### Records shown

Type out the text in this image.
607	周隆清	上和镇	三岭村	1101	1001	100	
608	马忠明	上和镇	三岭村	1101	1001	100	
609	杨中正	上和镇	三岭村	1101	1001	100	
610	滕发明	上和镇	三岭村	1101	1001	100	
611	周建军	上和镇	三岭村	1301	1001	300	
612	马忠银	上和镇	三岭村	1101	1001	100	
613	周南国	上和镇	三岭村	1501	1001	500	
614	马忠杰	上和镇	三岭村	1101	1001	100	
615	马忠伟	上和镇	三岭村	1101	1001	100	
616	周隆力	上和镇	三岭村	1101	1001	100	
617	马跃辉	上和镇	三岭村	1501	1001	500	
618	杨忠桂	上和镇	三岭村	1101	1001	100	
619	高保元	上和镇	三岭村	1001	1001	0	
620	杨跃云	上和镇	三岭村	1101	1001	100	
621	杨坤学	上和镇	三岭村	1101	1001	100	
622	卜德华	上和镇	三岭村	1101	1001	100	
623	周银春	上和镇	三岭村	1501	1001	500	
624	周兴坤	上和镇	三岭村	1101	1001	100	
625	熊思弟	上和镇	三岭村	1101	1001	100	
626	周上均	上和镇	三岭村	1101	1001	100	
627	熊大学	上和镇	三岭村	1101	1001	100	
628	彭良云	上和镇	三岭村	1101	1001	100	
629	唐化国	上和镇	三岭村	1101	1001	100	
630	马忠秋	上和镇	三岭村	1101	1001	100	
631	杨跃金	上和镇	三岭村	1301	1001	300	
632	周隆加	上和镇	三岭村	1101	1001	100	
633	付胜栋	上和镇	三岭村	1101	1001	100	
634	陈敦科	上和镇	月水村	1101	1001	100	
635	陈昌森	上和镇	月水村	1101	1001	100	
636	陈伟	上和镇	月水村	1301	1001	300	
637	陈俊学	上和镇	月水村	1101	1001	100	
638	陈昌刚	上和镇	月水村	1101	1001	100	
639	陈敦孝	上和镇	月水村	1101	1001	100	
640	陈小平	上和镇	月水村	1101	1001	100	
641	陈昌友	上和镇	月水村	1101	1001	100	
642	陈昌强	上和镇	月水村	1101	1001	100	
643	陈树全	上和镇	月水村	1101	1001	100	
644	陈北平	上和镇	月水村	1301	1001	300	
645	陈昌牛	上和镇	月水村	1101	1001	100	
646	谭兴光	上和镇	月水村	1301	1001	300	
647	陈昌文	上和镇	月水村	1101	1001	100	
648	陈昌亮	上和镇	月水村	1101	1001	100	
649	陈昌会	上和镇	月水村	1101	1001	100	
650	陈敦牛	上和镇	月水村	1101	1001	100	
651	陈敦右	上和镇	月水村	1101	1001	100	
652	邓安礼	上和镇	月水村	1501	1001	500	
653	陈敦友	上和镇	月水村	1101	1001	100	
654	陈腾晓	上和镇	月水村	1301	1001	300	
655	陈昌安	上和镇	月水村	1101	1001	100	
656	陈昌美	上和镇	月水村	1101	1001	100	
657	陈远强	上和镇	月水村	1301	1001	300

######

■ **Task brief**:
Copy every line exactly. Leave nothing out.

■ **Task answer**:
Type out the text in this image.
607	周隆清	上和镇	三岭村	1101	1001	100	
608	马忠明	上和镇	三岭村	1101	1001	100	
609	杨中正	上和镇	三岭村	1101	1001	100	
610	滕发明	上和镇	三岭村	1101	1001	100	
611	周建军	上和镇	三岭村	1301	1001	300	
612	马忠银	上和镇	三岭村	1101	1001	100	
613	周南国	上和镇	三岭村	1501	1001	500	
614	马忠杰	上和镇	三岭村	1101	1001	100	
615	马忠伟	上和镇	三岭村	1101	1001	100	
616	周隆力	上和镇	三岭村	1101	1001	100	
617	马跃辉	上和镇	三岭村	1501	1001	500	
618	杨忠桂	上和镇	三岭村	1101	1001	100	
619	高保元	上和镇	三岭村	1001	1001	0	
620	杨跃云	上和镇	三岭村	1101	1001	100	
621	杨坤学	上和镇	三岭村	1101	1001	100	
622	卜德华	上和镇	三岭村	1101	1001	100	
623	周银春	上和镇	三岭村	1501	1001	500	
624	周兴坤	上和镇	三岭村	1101	1001	100	
625	熊思弟	上和镇	三岭村	1101	1001	100	
626	周上均	上和镇	三岭村	1101	1001	100	
627	熊大学	上和镇	三岭村	1101	1001	100	
628	彭良云	上和镇	三岭村	1101	1001	100	
629	唐化国	上和镇	三岭村	1101	1001	100	
630	马忠秋	上和镇	三岭村	1101	1001	100	
631	杨跃金	上和镇	三岭村	1301	1001	300	
632	周隆加	上和镇	三岭村	1101	1001	100	
633	付胜栋	上和镇	三岭村	1101	1001	100	
634	陈敦科	上和镇	月水村	1101	1001	100	
635	陈昌森	上和镇	月水村	1101	1001	100	
636	陈伟	上和镇	月水村	1301	1001	300	
637	陈俊学	上和镇	月水村	1101	1001	100	
638	陈昌刚	上和镇	月水村	1101	1001	100	
639	陈敦孝	上和镇	月水村	1101	1001	100	
640	陈小平	上和镇	月水村	1101	1001	100	
641	陈昌友	上和镇	月水村	1101	1001	100	
642	陈昌强	上和镇	月水村	1101	1001	100	
643	陈树全	上和镇	月水村	1101	1001	100	
644	陈北平	上和镇	月水村	1301	1001	300	
645	陈昌牛	上和镇	月水村	1101	1001	100	
646	谭兴光	上和镇	月水村	1301	1001	300	
647	陈昌文	上和镇	月水村	1101	1001	100	
648	陈昌亮	上和镇	月水村	1101	1001	100	
649	陈昌会	上和镇	月水村	1101	1001	100	
650	陈敦牛	上和镇	月水村	1101	1001	100	
651	陈敦右	上和镇	月水村	1101	1001	100	
652	邓安礼	上和镇	月水村	1501	1001	500	
653	陈敦友	上和镇	月水村	1101	1001	100	
654	陈腾晓	上和镇	月水村	1301	1001	300	
655	陈昌安	上和镇	月水村	1101	1001	100	
656	陈昌美	上和镇	月水村	1101	1001	100	
657	陈远强	上和镇	月水村	1301	1001	300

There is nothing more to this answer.